— Start of Data supplied —

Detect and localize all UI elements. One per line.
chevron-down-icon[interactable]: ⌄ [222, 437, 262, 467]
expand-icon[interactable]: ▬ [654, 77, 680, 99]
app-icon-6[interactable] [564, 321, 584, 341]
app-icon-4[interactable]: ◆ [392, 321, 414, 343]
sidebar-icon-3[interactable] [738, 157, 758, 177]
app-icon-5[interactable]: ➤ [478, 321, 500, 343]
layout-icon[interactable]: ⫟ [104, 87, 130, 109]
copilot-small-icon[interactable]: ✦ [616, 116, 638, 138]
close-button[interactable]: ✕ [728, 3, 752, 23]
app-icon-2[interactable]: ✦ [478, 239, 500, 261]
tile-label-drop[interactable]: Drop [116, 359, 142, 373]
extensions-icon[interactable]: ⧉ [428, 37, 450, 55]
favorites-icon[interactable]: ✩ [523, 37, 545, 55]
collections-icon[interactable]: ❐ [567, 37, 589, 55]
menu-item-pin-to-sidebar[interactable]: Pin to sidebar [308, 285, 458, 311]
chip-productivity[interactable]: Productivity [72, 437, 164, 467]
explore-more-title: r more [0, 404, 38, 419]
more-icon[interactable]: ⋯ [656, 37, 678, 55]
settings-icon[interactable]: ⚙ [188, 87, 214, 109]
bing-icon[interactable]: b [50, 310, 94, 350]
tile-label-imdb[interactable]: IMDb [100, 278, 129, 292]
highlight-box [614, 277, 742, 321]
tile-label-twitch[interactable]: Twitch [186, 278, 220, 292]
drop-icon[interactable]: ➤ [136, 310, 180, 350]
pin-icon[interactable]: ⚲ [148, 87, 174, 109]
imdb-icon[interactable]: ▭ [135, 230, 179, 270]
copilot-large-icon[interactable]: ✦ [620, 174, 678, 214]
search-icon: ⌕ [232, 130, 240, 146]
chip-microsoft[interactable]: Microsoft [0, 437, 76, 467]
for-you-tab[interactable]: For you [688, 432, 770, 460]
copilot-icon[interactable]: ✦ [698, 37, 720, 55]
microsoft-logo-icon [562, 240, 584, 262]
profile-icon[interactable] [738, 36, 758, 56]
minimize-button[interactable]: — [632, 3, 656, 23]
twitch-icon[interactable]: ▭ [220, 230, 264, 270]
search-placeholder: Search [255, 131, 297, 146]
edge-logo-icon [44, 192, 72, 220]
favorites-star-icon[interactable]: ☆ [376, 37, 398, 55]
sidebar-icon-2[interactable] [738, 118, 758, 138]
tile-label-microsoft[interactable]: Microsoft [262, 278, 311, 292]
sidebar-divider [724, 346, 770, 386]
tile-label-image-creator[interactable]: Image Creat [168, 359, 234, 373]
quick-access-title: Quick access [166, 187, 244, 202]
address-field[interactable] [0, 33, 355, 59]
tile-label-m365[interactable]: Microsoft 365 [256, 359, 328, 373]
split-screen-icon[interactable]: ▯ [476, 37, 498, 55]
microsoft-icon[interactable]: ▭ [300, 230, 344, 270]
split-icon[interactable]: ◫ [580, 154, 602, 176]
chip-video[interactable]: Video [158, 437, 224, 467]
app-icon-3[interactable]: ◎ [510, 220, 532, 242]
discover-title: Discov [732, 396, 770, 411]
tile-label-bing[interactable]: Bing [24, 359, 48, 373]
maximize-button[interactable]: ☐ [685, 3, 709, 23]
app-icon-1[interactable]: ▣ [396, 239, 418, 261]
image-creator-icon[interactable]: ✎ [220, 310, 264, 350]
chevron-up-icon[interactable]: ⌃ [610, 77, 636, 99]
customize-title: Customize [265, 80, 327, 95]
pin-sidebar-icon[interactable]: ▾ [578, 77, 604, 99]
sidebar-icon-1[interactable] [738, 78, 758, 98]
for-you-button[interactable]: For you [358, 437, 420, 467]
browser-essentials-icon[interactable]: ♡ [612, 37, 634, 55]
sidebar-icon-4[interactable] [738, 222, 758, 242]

— End of Data supplied —

## What this task involves
Report every line of the items above that contains the string "search", treating uppercase and lowercase letters as different.

## Response
search-icon: ⌕ [232, 130, 240, 146]
search-placeholder: Search [255, 131, 297, 146]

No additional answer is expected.